> **Your instructions**:
Find and copy each line of the records where the string "nostri" shows up.

[Stored records]
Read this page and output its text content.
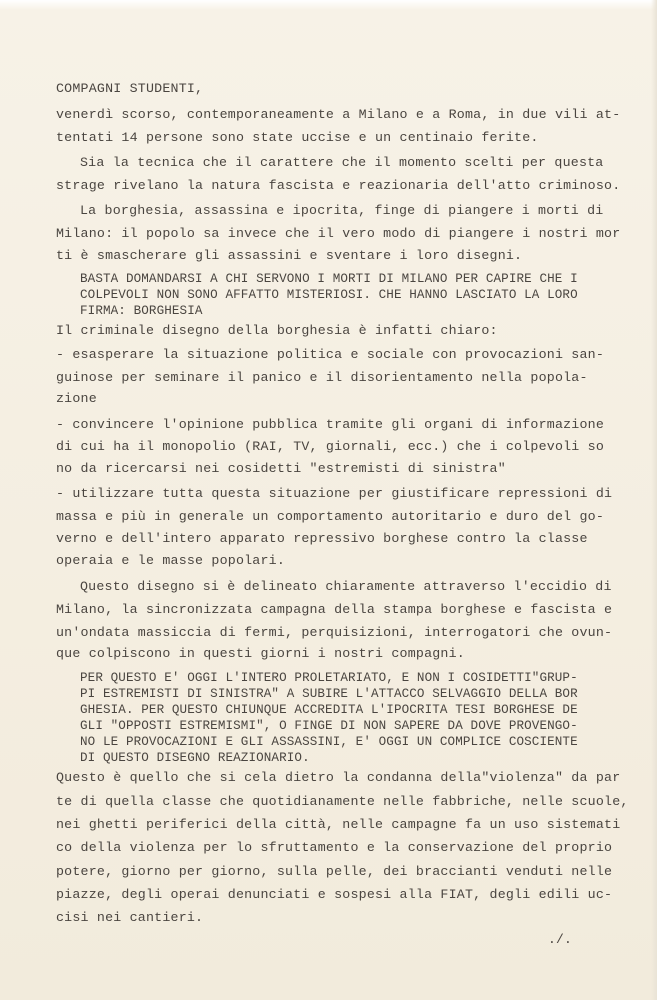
COMPAGNI STUDENTI,
venerdì scorso, contemporaneamente a Milano e a Roma, in due vili at-
tentati 14 persone sono state uccise e un centinaio ferite.
Sia la tecnica che il carattere che il momento scelti per questa
strage rivelano la natura fascista e reazionaria dell'atto criminoso.
La borghesia, assassina e ipocrita, finge di piangere i morti di
Milano: il popolo sa invece che il vero modo di piangere i nostri mor
ti è smascherare gli assassini e sventare i loro disegni.
BASTA DOMANDARSI A CHI SERVONO I MORTI DI MILANO PER CAPIRE CHE I
COLPEVOLI NON SONO AFFATTO MISTERIOSI. CHE HANNO LASCIATO LA LORO
FIRMA: BORGHESIA
Il criminale disegno della borghesia è infatti chiaro:
- esasperare la situazione politica e sociale con provocazioni san-
guinose per seminare il panico e il disorientamento nella popola-
zione
- convincere l'opinione pubblica tramite gli organi di informazione
di cui ha il monopolio (RAI, TV, giornali, ecc.) che i colpevoli so
no da ricercarsi nei cosidetti "estremisti di sinistra"
- utilizzare tutta questa situazione per giustificare repressioni di
massa e più in generale un comportamento autoritario e duro del go-
verno e dell'intero apparato repressivo borghese contro la classe
operaia e le masse popolari.
Questo disegno si è delineato chiaramente attraverso l'eccidio di
Milano, la sincronizzata campagna della stampa borghese e fascista e
un'ondata massiccia di fermi, perquisizioni, interrogatori che ovun-
que colpiscono in questi giorni i nostri compagni.
PER QUESTO E' OGGI L'INTERO PROLETARIATO, E NON I COSIDETTI"GRUP-
PI ESTREMISTI DI SINISTRA" A SUBIRE L'ATTACCO SELVAGGIO DELLA BOR
GHESIA. PER QUESTO CHIUNQUE ACCREDITA L'IPOCRITA TESI BORGHESE DE
GLI "OPPOSTI ESTREMISMI", O FINGE DI NON SAPERE DA DOVE PROVENGO-
NO LE PROVOCAZIONI E GLI ASSASSINI, E' OGGI UN COMPLICE COSCIENTE
DI QUESTO DISEGNO REAZIONARIO.
Questo è quello che si cela dietro la condanna della"violenza" da par
te di quella classe che quotidianamente nelle fabbriche, nelle scuole,
nei ghetti periferici della città, nelle campagne fa un uso sistemati
co della violenza per lo sfruttamento e la conservazione del proprio
potere, giorno per giorno, sulla pelle, dei braccianti venduti nelle
piazze, degli operai denunciati e sospesi alla FIAT, degli edili uc-
cisi nei cantieri.
./.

> **Exercise solution**:
Milano: il popolo sa invece che il vero modo di piangere i nostri mor
que colpiscono in questi giorni i nostri compagni.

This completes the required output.